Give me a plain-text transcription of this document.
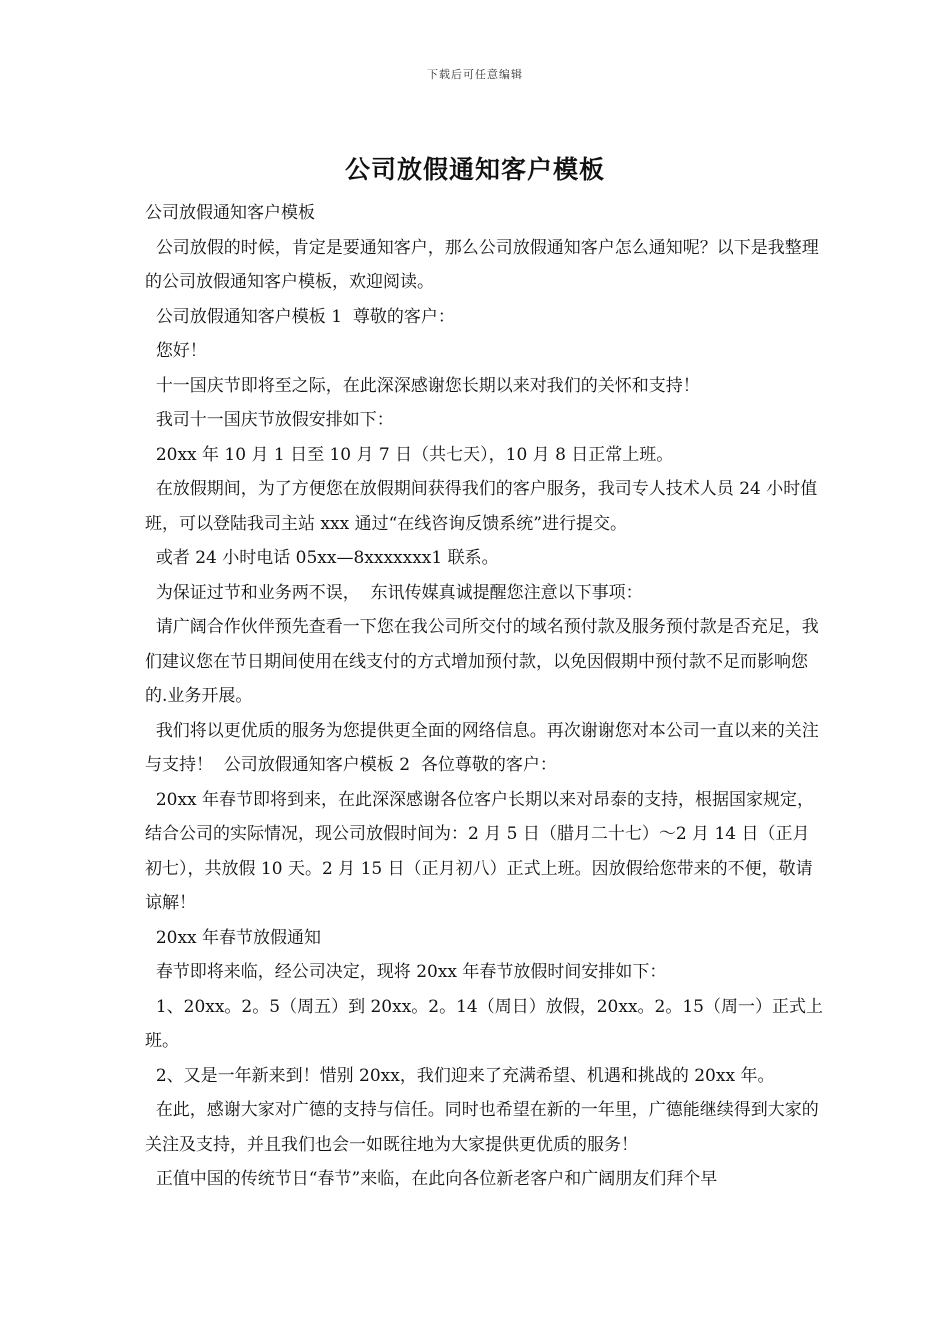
下载后可任意编辑
公司放假通知客户模板

公司放假通知客户模板

公司放假的时候，肯定是要通知客户，那么公司放假通知客户怎么通知呢？以下是我整理的公司放假通知客户模板，欢迎阅读。

公司放假通知客户模板 1  尊敬的客户：

您好！

十一国庆节即将至之际，在此深深感谢您长期以来对我们的关怀和支持！

我司十一国庆节放假安排如下：

20xx 年 10 月 1 日至 10 月 7 日（共七天），10 月 8 日正常上班。

在放假期间，为了方便您在放假期间获得我们的客户服务，我司专人技术人员 24 小时值班，可以登陆我司主站 xxx 通过“在线咨询反馈系统”进行提交。

或者 24 小时电话 05xx—8xxxxxxx1 联系。

为保证过节和业务两不误，  东讯传媒真诚提醒您注意以下事项：

请广阔合作伙伴预先查看一下您在我公司所交付的域名预付款及服务预付款是否充足，我们建议您在节日期间使用在线支付的方式增加预付款，以免因假期中预付款不足而影响您的.业务开展。

我们将以更优质的服务为您提供更全面的网络信息。再次谢谢您对本公司一直以来的关注与支持！  公司放假通知客户模板 2  各位尊敬的客户：

20xx 年春节即将到来，在此深深感谢各位客户长期以来对昂泰的支持，根据国家规定，结合公司的实际情况，现公司放假时间为：2 月 5 日（腊月二十七）～2 月 14 日（正月初七），共放假 10 天。2 月 15 日（正月初八）正式上班。因放假给您带来的不便，敬请谅解！

20xx 年春节放假通知

春节即将来临，经公司决定，现将 20xx 年春节放假时间安排如下：

1、20xx。2。5（周五）到 20xx。2。14（周日）放假，20xx。2。15（周一）正式上班。

2、又是一年新来到！惜别 20xx，我们迎来了充满希望、机遇和挑战的 20xx 年。

在此，感谢大家对广德的支持与信任。同时也希望在新的一年里，广德能继续得到大家的关注及支持，并且我们也会一如既往地为大家提供更优质的服务！

正值中国的传统节日“春节”来临，在此向各位新老客户和广阔朋友们拜个早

○ ○ ○

Written problem: Working from the material above, transcribe it exactly while omitting pictures.

Exercise output:
Give me a plain-text transcription of this document.
下载后可任意编辑
公司放假通知客户模板

公司放假通知客户模板

公司放假的时候，肯定是要通知客户，那么公司放假通知客户怎么通知呢？以下是我整理的公司放假通知客户模板，欢迎阅读。

公司放假通知客户模板 1  尊敬的客户：

您好！

十一国庆节即将至之际，在此深深感谢您长期以来对我们的关怀和支持！

我司十一国庆节放假安排如下：

20xx 年 10 月 1 日至 10 月 7 日（共七天），10 月 8 日正常上班。

在放假期间，为了方便您在放假期间获得我们的客户服务，我司专人技术人员 24 小时值班，可以登陆我司主站 xxx 通过“在线咨询反馈系统”进行提交。

或者 24 小时电话 05xx—8xxxxxxx1 联系。

为保证过节和业务两不误，  东讯传媒真诚提醒您注意以下事项：

请广阔合作伙伴预先查看一下您在我公司所交付的域名预付款及服务预付款是否充足，我们建议您在节日期间使用在线支付的方式增加预付款，以免因假期中预付款不足而影响您的.业务开展。

我们将以更优质的服务为您提供更全面的网络信息。再次谢谢您对本公司一直以来的关注与支持！  公司放假通知客户模板 2  各位尊敬的客户：

20xx 年春节即将到来，在此深深感谢各位客户长期以来对昂泰的支持，根据国家规定，结合公司的实际情况，现公司放假时间为：2 月 5 日（腊月二十七）～2 月 14 日（正月初七），共放假 10 天。2 月 15 日（正月初八）正式上班。因放假给您带来的不便，敬请谅解！

20xx 年春节放假通知

春节即将来临，经公司决定，现将 20xx 年春节放假时间安排如下：

1、20xx。2。5（周五）到 20xx。2。14（周日）放假，20xx。2。15（周一）正式上班。

2、又是一年新来到！惜别 20xx，我们迎来了充满希望、机遇和挑战的 20xx 年。

在此，感谢大家对广德的支持与信任。同时也希望在新的一年里，广德能继续得到大家的关注及支持，并且我们也会一如既往地为大家提供更优质的服务！

正值中国的传统节日“春节”来临，在此向各位新老客户和广阔朋友们拜个早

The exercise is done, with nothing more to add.